** START Records to process **
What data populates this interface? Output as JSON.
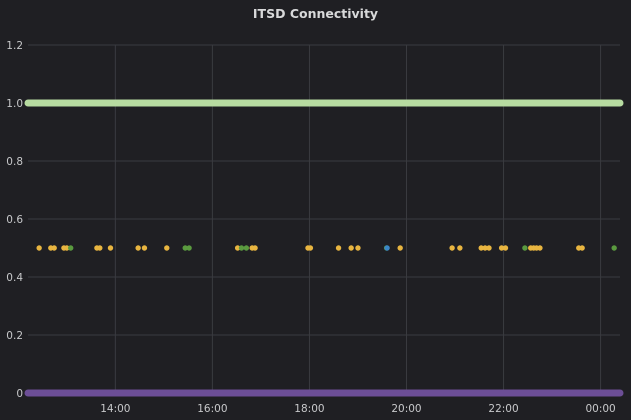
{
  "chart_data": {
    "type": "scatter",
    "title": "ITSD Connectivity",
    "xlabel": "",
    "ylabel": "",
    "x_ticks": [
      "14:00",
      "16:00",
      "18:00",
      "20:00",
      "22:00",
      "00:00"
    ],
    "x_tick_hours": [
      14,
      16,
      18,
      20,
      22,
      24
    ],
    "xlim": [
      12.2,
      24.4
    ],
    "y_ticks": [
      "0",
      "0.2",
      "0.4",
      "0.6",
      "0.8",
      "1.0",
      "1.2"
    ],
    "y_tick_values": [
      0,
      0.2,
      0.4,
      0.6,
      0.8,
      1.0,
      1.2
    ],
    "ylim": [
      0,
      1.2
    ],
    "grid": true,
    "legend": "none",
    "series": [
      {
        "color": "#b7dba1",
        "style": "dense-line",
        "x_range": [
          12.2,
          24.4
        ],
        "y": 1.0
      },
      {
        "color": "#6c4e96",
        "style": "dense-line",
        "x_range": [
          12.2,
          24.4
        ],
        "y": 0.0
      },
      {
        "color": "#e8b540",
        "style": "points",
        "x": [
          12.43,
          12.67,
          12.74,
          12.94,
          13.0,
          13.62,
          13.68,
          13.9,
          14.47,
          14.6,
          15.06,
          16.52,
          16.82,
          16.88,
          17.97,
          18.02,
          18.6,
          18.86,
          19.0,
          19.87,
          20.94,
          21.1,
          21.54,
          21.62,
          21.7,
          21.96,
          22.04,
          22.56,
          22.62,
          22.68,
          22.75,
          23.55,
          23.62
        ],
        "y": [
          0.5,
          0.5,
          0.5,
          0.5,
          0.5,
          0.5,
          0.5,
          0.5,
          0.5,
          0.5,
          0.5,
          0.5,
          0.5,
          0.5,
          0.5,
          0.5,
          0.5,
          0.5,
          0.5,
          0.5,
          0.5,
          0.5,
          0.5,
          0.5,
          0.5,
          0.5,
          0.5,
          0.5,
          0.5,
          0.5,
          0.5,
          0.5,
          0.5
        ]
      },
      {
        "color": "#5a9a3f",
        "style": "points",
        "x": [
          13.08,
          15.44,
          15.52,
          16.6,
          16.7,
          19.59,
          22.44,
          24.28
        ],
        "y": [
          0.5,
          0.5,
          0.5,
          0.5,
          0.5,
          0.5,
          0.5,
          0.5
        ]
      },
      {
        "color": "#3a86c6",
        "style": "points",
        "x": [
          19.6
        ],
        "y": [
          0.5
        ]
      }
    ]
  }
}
** END Records to process **
#### [Exercise requirements]
Restate the records word for word, omitting images.

#### [Response below]
What data populates this interface? Output as JSON.
{
  "chart_data": {
    "type": "scatter",
    "title": "ITSD Connectivity",
    "xlabel": "",
    "ylabel": "",
    "x_ticks": [
      "14:00",
      "16:00",
      "18:00",
      "20:00",
      "22:00",
      "00:00"
    ],
    "x_tick_hours": [
      14,
      16,
      18,
      20,
      22,
      24
    ],
    "xlim": [
      12.2,
      24.4
    ],
    "y_ticks": [
      "0",
      "0.2",
      "0.4",
      "0.6",
      "0.8",
      "1.0",
      "1.2"
    ],
    "y_tick_values": [
      0,
      0.2,
      0.4,
      0.6,
      0.8,
      1.0,
      1.2
    ],
    "ylim": [
      0,
      1.2
    ],
    "grid": true,
    "legend": "none",
    "series": [
      {
        "color": "#b7dba1",
        "style": "dense-line",
        "x_range": [
          12.2,
          24.4
        ],
        "y": 1.0
      },
      {
        "color": "#6c4e96",
        "style": "dense-line",
        "x_range": [
          12.2,
          24.4
        ],
        "y": 0.0
      },
      {
        "color": "#e8b540",
        "style": "points",
        "x": [
          12.43,
          12.67,
          12.74,
          12.94,
          13.0,
          13.62,
          13.68,
          13.9,
          14.47,
          14.6,
          15.06,
          16.52,
          16.82,
          16.88,
          17.97,
          18.02,
          18.6,
          18.86,
          19.0,
          19.87,
          20.94,
          21.1,
          21.54,
          21.62,
          21.7,
          21.96,
          22.04,
          22.56,
          22.62,
          22.68,
          22.75,
          23.55,
          23.62
        ],
        "y": [
          0.5,
          0.5,
          0.5,
          0.5,
          0.5,
          0.5,
          0.5,
          0.5,
          0.5,
          0.5,
          0.5,
          0.5,
          0.5,
          0.5,
          0.5,
          0.5,
          0.5,
          0.5,
          0.5,
          0.5,
          0.5,
          0.5,
          0.5,
          0.5,
          0.5,
          0.5,
          0.5,
          0.5,
          0.5,
          0.5,
          0.5,
          0.5,
          0.5
        ]
      },
      {
        "color": "#5a9a3f",
        "style": "points",
        "x": [
          13.08,
          15.44,
          15.52,
          16.6,
          16.7,
          19.59,
          22.44,
          24.28
        ],
        "y": [
          0.5,
          0.5,
          0.5,
          0.5,
          0.5,
          0.5,
          0.5,
          0.5
        ]
      },
      {
        "color": "#3a86c6",
        "style": "points",
        "x": [
          19.6
        ],
        "y": [
          0.5
        ]
      }
    ]
  }
}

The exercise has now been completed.